Retype the data below without altering anything.

--- start Excerpted data ---

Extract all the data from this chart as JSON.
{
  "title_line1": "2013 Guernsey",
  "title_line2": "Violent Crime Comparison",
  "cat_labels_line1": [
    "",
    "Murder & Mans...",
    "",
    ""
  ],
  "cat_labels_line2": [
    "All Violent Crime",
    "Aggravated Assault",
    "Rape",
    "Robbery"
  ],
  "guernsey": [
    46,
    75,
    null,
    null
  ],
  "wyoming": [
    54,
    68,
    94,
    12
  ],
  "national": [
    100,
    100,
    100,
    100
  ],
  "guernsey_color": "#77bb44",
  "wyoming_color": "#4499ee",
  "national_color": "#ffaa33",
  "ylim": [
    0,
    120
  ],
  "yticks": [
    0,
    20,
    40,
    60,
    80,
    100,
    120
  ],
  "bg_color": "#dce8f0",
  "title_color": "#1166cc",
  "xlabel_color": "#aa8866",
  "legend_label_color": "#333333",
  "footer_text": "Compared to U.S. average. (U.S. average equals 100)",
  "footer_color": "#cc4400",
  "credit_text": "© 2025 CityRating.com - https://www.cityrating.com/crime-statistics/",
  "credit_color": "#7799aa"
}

--- end Excerpted data ---

§ Written reply:
Extract all the data from this chart as JSON.
{
  "title_line1": "2013 Guernsey",
  "title_line2": "Violent Crime Comparison",
  "cat_labels_line1": [
    "",
    "Murder & Mans...",
    "",
    ""
  ],
  "cat_labels_line2": [
    "All Violent Crime",
    "Aggravated Assault",
    "Rape",
    "Robbery"
  ],
  "guernsey": [
    46,
    75,
    null,
    null
  ],
  "wyoming": [
    54,
    68,
    94,
    12
  ],
  "national": [
    100,
    100,
    100,
    100
  ],
  "guernsey_color": "#77bb44",
  "wyoming_color": "#4499ee",
  "national_color": "#ffaa33",
  "ylim": [
    0,
    120
  ],
  "yticks": [
    0,
    20,
    40,
    60,
    80,
    100,
    120
  ],
  "bg_color": "#dce8f0",
  "title_color": "#1166cc",
  "xlabel_color": "#aa8866",
  "legend_label_color": "#333333",
  "footer_text": "Compared to U.S. average. (U.S. average equals 100)",
  "footer_color": "#cc4400",
  "credit_text": "© 2025 CityRating.com - https://www.cityrating.com/crime-statistics/",
  "credit_color": "#7799aa"
}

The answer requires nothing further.